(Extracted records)

----------

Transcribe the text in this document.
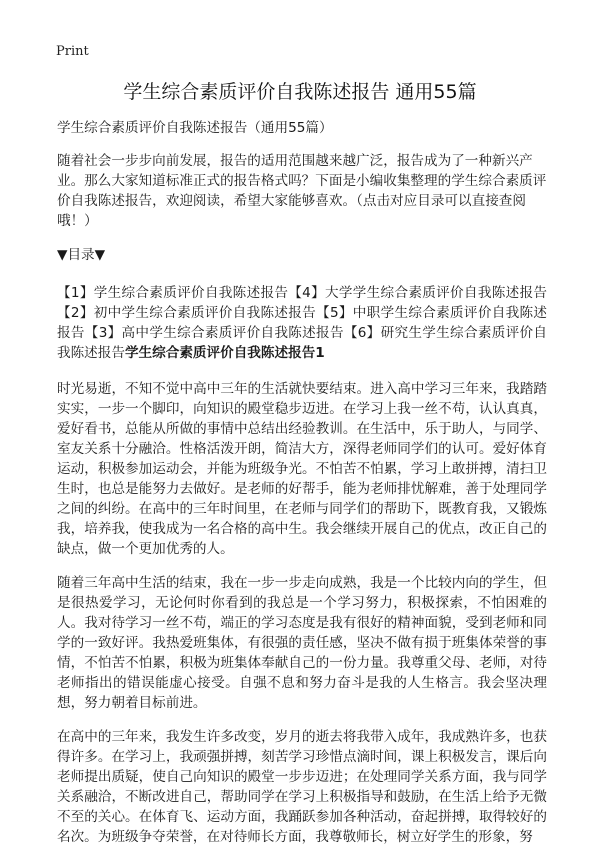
Print
学生综合素质评价自我陈述报告 通用55篇

学生综合素质评价自我陈述报告（通用55篇）

随着社会一步步向前发展，报告的适用范围越来越广泛，报告成为了一种新兴产业。那么大家知道标准正式的报告格式吗？下面是小编收集整理的学生综合素质评价自我陈述报告，欢迎阅读，希望大家能够喜欢。（点击对应目录可以直接查阅哦！）

▼目录▼

【1】学生综合素质评价自我陈述报告【4】大学学生综合素质评价自我陈述报告【2】初中学生综合素质评价自我陈述报告【5】中职学生综合素质评价自我陈述报告【3】高中学生综合素质评价自我陈述报告【6】研究生学生综合素质评价自我陈述报告学生综合素质评价自我陈述报告1

时光易逝，不知不觉中高中三年的生活就快要结束。进入高中学习三年来，我踏踏实实，一步一个脚印，向知识的殿堂稳步迈进。在学习上我一丝不苟，认认真真，爱好看书，总能从所做的事情中总结出经验教训。在生活中，乐于助人，与同学、室友关系十分融洽。性格活泼开朗，简洁大方，深得老师同学们的认可。爱好体育运动，积极参加运动会，并能为班级争光。不怕苦不怕累，学习上敢拼搏，清扫卫生时，也总是能努力去做好。是老师的好帮手，能为老师排忧解难，善于处理同学之间的纠纷。在高中的三年时间里，在老师与同学们的帮助下，既教育我，又锻炼我，培养我，使我成为一名合格的高中生。我会继续开展自己的优点，改正自己的缺点，做一个更加优秀的人。

随着三年高中生活的结束，我在一步一步走向成熟，我是一个比较内向的学生，但是很热爱学习，无论何时你看到的我总是一个学习努力，积极探索，不怕困难的人。我对待学习一丝不苟，端正的学习态度是我有很好的精神面貌，受到老师和同学的一致好评。我热爱班集体，有很强的责任感，坚决不做有损于班集体荣誉的事情，不怕苦不怕累，积极为班集体奉献自己的一份力量。我尊重父母、老师，对待老师指出的错误能虚心接受。自强不息和努力奋斗是我的人生格言。我会坚决理想，努力朝着目标前进。

在高中的三年来，我发生许多改变，岁月的逝去将我带入成年，我成熟许多，也获得许多。在学习上，我顽强拼搏，刻苦学习珍惜点滴时间，课上积极发言，课后向老师提出质疑，使自己向知识的殿堂一步步迈进；在处理同学关系方面，我与同学关系融洽，不断改进自己，帮助同学在学习上积极指导和鼓励，在生活上给予无微不至的关心。在体育飞、运动方面，我踊跃参加各种活动，奋起拼搏，取得较好的名次。为班级争夺荣誉，在对待师长方面，我尊敬师长，树立好学生的形象，努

----------

◆ GOAL: Across the material above, count every line holding "不怕苦不怕累" and write down only the number.

◆ CORRECT RESPONSE: 2